_Given problem_:
Search the data below for "khẩu"; list each line that holds it.

_Entries taken from a collection_:
════
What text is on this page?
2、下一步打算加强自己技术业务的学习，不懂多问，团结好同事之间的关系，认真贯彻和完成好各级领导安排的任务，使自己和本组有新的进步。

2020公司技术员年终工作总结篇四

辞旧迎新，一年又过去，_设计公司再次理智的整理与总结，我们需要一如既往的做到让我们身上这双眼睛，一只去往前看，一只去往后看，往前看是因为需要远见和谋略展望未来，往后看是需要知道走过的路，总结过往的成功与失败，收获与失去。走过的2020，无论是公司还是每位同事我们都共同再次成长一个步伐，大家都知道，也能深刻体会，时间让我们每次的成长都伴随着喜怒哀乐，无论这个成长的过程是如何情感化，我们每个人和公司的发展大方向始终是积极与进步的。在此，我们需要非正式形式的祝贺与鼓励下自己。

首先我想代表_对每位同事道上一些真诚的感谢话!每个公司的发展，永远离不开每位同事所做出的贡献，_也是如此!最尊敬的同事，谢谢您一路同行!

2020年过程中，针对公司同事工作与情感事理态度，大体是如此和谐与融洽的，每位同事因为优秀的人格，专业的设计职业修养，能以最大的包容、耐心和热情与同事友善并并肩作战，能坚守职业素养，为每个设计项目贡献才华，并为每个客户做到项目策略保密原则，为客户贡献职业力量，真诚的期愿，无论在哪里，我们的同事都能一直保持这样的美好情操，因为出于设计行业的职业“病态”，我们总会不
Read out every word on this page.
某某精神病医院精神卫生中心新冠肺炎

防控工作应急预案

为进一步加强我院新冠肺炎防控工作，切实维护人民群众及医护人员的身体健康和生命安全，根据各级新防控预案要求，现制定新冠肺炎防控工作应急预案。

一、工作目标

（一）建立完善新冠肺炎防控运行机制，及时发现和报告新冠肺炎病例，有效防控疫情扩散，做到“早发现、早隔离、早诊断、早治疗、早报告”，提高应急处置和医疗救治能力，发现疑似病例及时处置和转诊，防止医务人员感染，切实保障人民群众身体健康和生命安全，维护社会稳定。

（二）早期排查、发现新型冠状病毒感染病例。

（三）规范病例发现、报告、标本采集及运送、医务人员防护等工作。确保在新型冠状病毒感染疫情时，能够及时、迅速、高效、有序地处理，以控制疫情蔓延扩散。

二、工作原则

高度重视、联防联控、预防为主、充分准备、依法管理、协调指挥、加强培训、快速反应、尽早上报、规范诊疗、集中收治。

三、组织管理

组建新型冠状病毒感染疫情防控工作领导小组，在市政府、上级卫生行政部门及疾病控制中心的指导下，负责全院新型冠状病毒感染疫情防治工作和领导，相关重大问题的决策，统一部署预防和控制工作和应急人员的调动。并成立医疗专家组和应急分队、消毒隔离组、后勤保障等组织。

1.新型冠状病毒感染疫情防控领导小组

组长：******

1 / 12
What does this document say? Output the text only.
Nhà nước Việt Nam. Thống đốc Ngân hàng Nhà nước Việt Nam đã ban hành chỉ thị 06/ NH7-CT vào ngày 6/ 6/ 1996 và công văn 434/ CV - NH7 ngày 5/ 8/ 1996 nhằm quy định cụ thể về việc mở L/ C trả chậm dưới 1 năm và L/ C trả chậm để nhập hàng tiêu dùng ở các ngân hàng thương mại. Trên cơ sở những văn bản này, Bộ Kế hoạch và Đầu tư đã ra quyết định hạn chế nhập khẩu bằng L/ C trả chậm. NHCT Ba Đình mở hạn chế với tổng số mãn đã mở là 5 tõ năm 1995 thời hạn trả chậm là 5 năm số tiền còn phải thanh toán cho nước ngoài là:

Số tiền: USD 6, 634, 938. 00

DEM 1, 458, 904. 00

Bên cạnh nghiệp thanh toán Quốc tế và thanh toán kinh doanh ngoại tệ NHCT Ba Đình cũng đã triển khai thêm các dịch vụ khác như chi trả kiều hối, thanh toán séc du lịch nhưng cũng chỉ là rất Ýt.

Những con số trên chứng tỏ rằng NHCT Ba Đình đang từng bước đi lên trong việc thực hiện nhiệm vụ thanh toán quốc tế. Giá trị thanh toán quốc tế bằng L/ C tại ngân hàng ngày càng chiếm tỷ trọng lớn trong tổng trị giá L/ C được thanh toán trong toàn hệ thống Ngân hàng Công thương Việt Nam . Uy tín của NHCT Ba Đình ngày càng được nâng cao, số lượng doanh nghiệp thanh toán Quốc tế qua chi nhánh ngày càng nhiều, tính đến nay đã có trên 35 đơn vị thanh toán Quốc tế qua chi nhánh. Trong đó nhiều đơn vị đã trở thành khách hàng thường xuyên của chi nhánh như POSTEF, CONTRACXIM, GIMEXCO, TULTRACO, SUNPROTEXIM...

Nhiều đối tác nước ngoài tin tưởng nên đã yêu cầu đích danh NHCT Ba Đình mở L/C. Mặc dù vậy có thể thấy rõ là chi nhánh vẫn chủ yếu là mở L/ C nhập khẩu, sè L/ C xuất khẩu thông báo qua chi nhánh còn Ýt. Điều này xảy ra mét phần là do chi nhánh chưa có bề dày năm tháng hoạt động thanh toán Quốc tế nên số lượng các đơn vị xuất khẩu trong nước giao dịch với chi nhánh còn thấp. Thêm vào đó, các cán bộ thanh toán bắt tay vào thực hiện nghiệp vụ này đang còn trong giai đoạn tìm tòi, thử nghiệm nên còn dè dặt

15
════
_The reply_:
Nhà nước Việt Nam. Thống đốc Ngân hàng Nhà nước Việt Nam đã ban hành chỉ thị 06/ NH7-CT vào ngày 6/ 6/ 1996 và công văn 434/ CV - NH7 ngày 5/ 8/ 1996 nhằm quy định cụ thể về việc mở L/ C trả chậm dưới 1 năm và L/ C trả chậm để nhập hàng tiêu dùng ở các ngân hàng thương mại. Trên cơ sở những văn bản này, Bộ Kế hoạch và Đầu tư đã ra quyết định hạn chế nhập khẩu bằng L/ C trả chậm. NHCT Ba Đình mở hạn chế với tổng số mãn đã mở là 5 tõ năm 1995 thời hạn trả chậm là 5 năm số tiền còn phải thanh toán cho nước ngoài là:
Nhiều đối tác nước ngoài tin tưởng nên đã yêu cầu đích danh NHCT Ba Đình mở L/C. Mặc dù vậy có thể thấy rõ là chi nhánh vẫn chủ yếu là mở L/ C nhập khẩu, sè L/ C xuất khẩu thông báo qua chi nhánh còn Ýt. Điều này xảy ra mét phần là do chi nhánh chưa có bề dày năm tháng hoạt động thanh toán Quốc tế nên số lượng các đơn vị xuất khẩu trong nước giao dịch với chi nhánh còn thấp. Thêm vào đó, các cán bộ thanh toán bắt tay vào thực hiện nghiệp vụ này đang còn trong giai đoạn tìm tòi, thử nghiệm nên còn dè dặt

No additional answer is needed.